Copy word for word the stretch of the data from its very first line through the line that contains "keywords-text: type 2", including both ends.

--------------------------------

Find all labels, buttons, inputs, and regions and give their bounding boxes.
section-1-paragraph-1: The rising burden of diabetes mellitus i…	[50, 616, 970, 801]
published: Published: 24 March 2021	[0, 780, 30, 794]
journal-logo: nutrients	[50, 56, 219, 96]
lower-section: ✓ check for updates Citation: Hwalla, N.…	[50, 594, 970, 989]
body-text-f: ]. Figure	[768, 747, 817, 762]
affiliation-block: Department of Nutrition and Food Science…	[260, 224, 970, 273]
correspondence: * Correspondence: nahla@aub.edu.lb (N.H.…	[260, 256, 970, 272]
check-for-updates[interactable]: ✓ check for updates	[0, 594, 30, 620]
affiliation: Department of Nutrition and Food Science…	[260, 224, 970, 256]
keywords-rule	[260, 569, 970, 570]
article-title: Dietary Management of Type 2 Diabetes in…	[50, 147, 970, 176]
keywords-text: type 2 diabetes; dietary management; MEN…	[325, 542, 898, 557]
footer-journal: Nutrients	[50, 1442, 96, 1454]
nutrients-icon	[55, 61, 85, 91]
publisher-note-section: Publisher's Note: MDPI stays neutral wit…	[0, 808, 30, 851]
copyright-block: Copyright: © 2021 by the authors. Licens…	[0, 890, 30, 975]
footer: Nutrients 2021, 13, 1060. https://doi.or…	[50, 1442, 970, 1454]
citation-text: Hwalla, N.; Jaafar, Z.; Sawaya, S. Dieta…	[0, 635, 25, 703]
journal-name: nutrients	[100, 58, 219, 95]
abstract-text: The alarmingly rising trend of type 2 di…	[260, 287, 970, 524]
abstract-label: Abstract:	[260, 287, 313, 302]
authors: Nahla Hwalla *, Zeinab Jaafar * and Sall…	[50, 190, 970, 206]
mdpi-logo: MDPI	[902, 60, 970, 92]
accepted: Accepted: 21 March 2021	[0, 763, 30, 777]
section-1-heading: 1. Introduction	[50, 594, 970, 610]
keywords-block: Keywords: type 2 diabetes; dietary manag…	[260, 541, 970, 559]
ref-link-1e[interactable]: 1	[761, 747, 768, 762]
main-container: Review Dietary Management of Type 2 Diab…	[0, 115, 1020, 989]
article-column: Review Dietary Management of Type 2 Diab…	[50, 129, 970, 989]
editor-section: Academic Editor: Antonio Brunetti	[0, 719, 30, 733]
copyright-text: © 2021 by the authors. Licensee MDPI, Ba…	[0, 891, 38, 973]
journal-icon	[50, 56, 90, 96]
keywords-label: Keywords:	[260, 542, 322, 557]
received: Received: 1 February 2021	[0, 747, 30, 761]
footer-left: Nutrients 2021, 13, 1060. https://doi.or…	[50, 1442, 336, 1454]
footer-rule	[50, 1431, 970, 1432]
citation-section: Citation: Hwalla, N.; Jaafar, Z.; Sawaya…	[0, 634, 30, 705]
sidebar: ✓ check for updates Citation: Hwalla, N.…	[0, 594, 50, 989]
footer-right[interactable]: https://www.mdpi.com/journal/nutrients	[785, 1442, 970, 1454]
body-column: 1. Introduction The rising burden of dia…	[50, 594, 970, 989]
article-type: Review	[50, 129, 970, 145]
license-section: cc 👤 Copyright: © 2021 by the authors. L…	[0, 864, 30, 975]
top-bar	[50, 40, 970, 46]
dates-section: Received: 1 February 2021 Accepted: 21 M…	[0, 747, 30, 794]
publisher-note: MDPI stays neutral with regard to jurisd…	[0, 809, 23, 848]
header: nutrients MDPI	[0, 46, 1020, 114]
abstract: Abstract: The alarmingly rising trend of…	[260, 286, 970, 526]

--------------------------------

▶ **Response below**:
Find all labels, buttons, inputs, and regions and give their bounding boxes.
section-1-paragraph-1: The rising burden of diabetes mellitus i…	[50, 616, 970, 801]
published: Published: 24 March 2021	[0, 780, 30, 794]
journal-logo: nutrients	[50, 56, 219, 96]
lower-section: ✓ check for updates Citation: Hwalla, N.…	[50, 594, 970, 989]
body-text-f: ]. Figure	[768, 747, 817, 762]
affiliation-block: Department of Nutrition and Food Science…	[260, 224, 970, 273]
correspondence: * Correspondence: nahla@aub.edu.lb (N.H.…	[260, 256, 970, 272]
check-for-updates[interactable]: ✓ check for updates	[0, 594, 30, 620]
affiliation: Department of Nutrition and Food Science…	[260, 224, 970, 256]
keywords-rule	[260, 569, 970, 570]
article-title: Dietary Management of Type 2 Diabetes in…	[50, 147, 970, 176]
keywords-text: type 2 diabetes; dietary management; MEN…	[325, 542, 898, 557]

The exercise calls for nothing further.